--- begin DATA EXTRACT ---

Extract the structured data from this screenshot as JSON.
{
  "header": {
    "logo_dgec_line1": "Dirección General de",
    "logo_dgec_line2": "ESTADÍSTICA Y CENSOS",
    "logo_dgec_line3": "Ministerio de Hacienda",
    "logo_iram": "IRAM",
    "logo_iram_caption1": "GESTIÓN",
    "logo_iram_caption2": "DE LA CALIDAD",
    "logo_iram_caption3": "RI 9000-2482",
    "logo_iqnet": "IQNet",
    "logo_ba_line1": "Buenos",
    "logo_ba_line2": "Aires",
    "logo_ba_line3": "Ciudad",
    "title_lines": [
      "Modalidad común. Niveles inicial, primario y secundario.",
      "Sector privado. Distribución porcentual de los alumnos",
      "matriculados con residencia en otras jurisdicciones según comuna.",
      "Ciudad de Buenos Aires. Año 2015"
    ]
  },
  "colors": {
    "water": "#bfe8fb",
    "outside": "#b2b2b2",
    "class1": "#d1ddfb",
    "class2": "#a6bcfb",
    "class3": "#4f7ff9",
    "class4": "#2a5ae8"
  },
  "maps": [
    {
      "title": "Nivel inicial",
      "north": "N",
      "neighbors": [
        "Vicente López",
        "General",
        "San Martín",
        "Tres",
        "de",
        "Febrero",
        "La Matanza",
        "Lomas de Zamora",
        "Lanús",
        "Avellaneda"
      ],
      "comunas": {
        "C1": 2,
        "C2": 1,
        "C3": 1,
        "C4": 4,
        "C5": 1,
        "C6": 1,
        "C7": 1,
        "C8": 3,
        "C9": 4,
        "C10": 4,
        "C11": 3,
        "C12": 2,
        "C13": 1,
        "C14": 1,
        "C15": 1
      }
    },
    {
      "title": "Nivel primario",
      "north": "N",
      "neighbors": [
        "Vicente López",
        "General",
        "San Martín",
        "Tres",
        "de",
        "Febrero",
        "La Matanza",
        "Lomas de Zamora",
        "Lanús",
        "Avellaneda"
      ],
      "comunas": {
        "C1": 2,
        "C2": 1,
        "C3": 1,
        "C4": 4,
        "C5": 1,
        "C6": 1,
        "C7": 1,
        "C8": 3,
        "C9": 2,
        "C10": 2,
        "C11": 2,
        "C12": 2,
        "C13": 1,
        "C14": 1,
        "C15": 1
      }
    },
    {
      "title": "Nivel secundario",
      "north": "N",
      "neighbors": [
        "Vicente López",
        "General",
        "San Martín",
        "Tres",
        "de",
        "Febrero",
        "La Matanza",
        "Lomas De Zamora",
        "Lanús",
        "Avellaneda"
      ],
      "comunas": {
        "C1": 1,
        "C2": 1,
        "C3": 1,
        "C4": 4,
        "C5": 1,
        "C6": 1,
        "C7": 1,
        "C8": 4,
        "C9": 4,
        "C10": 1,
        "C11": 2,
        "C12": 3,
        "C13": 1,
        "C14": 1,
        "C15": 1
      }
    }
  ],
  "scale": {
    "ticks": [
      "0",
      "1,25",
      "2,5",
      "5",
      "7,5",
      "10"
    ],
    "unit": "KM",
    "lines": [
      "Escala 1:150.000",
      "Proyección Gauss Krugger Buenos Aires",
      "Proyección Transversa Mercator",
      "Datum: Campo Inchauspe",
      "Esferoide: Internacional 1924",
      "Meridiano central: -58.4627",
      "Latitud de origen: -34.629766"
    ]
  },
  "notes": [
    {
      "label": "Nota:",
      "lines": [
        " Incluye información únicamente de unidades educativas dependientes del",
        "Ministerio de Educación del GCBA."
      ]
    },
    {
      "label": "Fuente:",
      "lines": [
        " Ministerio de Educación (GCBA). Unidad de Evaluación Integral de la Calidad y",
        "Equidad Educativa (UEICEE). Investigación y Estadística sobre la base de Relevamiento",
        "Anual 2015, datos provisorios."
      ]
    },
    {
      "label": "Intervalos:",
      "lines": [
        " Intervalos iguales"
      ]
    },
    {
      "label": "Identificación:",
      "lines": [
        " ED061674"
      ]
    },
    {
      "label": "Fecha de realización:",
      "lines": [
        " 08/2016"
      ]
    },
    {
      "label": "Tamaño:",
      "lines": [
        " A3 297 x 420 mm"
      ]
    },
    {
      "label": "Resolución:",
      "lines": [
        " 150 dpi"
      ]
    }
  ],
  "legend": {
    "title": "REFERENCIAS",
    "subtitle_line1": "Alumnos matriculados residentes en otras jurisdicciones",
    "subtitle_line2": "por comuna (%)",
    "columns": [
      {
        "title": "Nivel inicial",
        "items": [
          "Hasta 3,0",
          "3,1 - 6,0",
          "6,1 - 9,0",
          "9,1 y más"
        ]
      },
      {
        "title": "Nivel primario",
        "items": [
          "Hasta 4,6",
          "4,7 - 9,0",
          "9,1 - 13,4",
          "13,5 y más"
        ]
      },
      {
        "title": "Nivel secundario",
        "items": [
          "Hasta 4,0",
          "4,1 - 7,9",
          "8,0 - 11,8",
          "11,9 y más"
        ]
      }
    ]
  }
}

--- end DATA EXTRACT ---

**DO THIS:** Filter the listing above by the word "inicial"; copy each line that passes.

**OUTPUT OF THE EXERCISE:**
      "Modalidad común. Niveles inicial, primario y secundario.",
      "title": "Nivel inicial",
        "title": "Nivel inicial",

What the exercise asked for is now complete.